- Exercise task
Set every record down verbatim and omit the pictures.

- Input

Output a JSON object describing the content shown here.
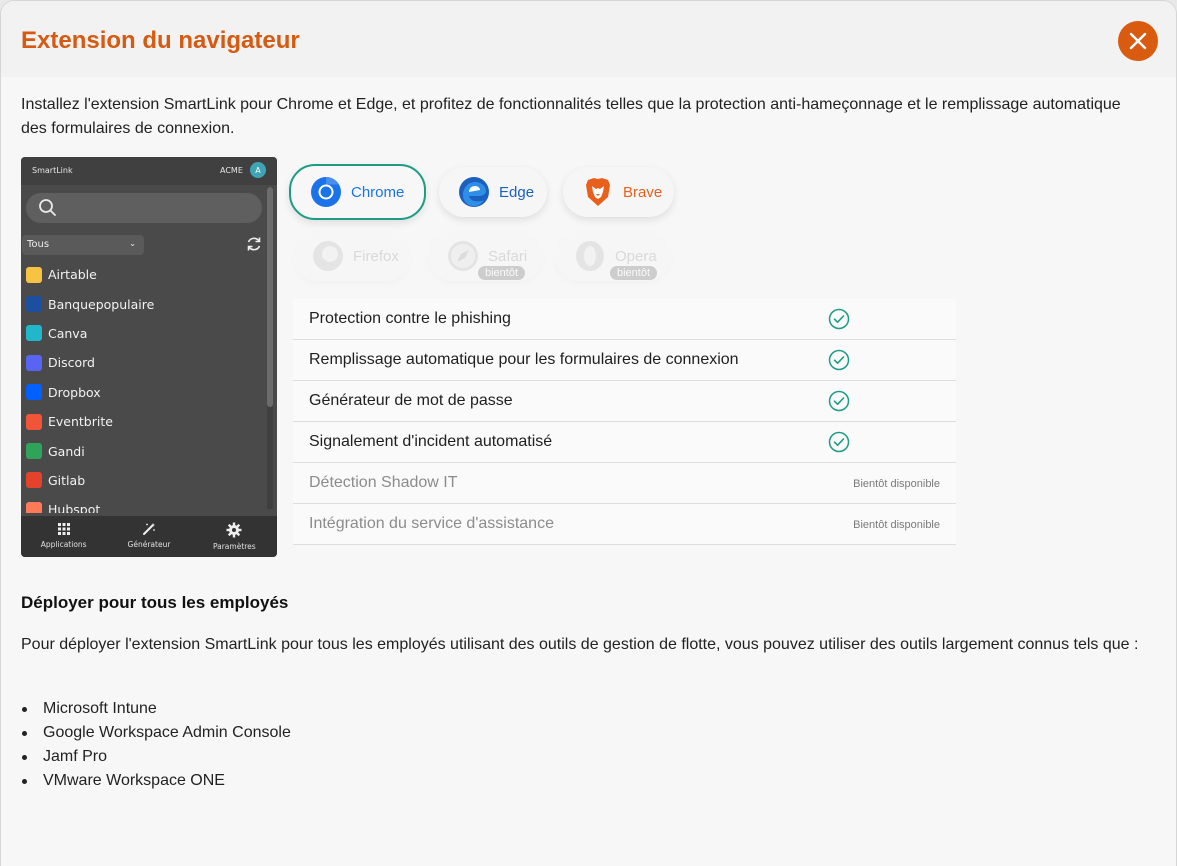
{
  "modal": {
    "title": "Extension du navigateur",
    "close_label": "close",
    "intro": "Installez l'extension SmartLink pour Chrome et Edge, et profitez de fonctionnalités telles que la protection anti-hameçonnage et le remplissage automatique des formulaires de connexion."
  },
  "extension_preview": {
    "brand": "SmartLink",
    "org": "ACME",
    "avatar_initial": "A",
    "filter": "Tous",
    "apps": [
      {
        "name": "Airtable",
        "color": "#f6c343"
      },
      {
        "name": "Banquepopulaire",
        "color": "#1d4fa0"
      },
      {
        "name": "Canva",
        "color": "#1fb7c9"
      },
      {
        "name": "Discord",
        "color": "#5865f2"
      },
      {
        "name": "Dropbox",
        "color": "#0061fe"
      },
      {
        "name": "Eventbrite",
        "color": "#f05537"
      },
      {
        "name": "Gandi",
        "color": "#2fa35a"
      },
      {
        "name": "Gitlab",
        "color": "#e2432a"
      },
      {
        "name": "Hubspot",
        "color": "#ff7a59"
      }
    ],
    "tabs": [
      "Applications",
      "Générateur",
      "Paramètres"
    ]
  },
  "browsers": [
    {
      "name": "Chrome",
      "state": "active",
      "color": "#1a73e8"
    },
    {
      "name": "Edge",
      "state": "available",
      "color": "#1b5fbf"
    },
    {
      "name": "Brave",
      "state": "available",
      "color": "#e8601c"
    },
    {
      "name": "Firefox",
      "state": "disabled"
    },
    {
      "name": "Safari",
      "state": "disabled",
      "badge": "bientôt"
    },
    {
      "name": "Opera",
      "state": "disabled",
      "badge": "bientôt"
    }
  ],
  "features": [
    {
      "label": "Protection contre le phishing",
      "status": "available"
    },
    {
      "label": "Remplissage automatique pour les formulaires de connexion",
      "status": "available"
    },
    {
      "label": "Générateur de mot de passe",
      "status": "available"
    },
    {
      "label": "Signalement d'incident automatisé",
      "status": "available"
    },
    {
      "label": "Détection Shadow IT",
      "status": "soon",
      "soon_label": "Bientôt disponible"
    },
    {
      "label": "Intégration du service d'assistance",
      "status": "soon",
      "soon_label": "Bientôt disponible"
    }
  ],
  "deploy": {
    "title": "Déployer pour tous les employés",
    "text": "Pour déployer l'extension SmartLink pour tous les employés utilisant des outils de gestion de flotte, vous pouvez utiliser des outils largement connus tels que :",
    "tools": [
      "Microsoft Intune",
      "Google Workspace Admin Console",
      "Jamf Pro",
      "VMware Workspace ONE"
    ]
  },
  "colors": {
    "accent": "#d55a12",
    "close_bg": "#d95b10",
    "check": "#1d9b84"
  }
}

- Worked solution
Output a JSON object describing the content shown here.
{
  "modal": {
    "title": "Extension du navigateur",
    "close_label": "close",
    "intro": "Installez l'extension SmartLink pour Chrome et Edge, et profitez de fonctionnalités telles que la protection anti-hameçonnage et le remplissage automatique des formulaires de connexion."
  },
  "extension_preview": {
    "brand": "SmartLink",
    "org": "ACME",
    "avatar_initial": "A",
    "filter": "Tous",
    "apps": [
      {
        "name": "Airtable",
        "color": "#f6c343"
      },
      {
        "name": "Banquepopulaire",
        "color": "#1d4fa0"
      },
      {
        "name": "Canva",
        "color": "#1fb7c9"
      },
      {
        "name": "Discord",
        "color": "#5865f2"
      },
      {
        "name": "Dropbox",
        "color": "#0061fe"
      },
      {
        "name": "Eventbrite",
        "color": "#f05537"
      },
      {
        "name": "Gandi",
        "color": "#2fa35a"
      },
      {
        "name": "Gitlab",
        "color": "#e2432a"
      },
      {
        "name": "Hubspot",
        "color": "#ff7a59"
      }
    ],
    "tabs": [
      "Applications",
      "Générateur",
      "Paramètres"
    ]
  },
  "browsers": [
    {
      "name": "Chrome",
      "state": "active",
      "color": "#1a73e8"
    },
    {
      "name": "Edge",
      "state": "available",
      "color": "#1b5fbf"
    },
    {
      "name": "Brave",
      "state": "available",
      "color": "#e8601c"
    },
    {
      "name": "Firefox",
      "state": "disabled"
    },
    {
      "name": "Safari",
      "state": "disabled",
      "badge": "bientôt"
    },
    {
      "name": "Opera",
      "state": "disabled",
      "badge": "bientôt"
    }
  ],
  "features": [
    {
      "label": "Protection contre le phishing",
      "status": "available"
    },
    {
      "label": "Remplissage automatique pour les formulaires de connexion",
      "status": "available"
    },
    {
      "label": "Générateur de mot de passe",
      "status": "available"
    },
    {
      "label": "Signalement d'incident automatisé",
      "status": "available"
    },
    {
      "label": "Détection Shadow IT",
      "status": "soon",
      "soon_label": "Bientôt disponible"
    },
    {
      "label": "Intégration du service d'assistance",
      "status": "soon",
      "soon_label": "Bientôt disponible"
    }
  ],
  "deploy": {
    "title": "Déployer pour tous les employés",
    "text": "Pour déployer l'extension SmartLink pour tous les employés utilisant des outils de gestion de flotte, vous pouvez utiliser des outils largement connus tels que :",
    "tools": [
      "Microsoft Intune",
      "Google Workspace Admin Console",
      "Jamf Pro",
      "VMware Workspace ONE"
    ]
  },
  "colors": {
    "accent": "#d55a12",
    "close_bg": "#d95b10",
    "check": "#1d9b84"
  }
}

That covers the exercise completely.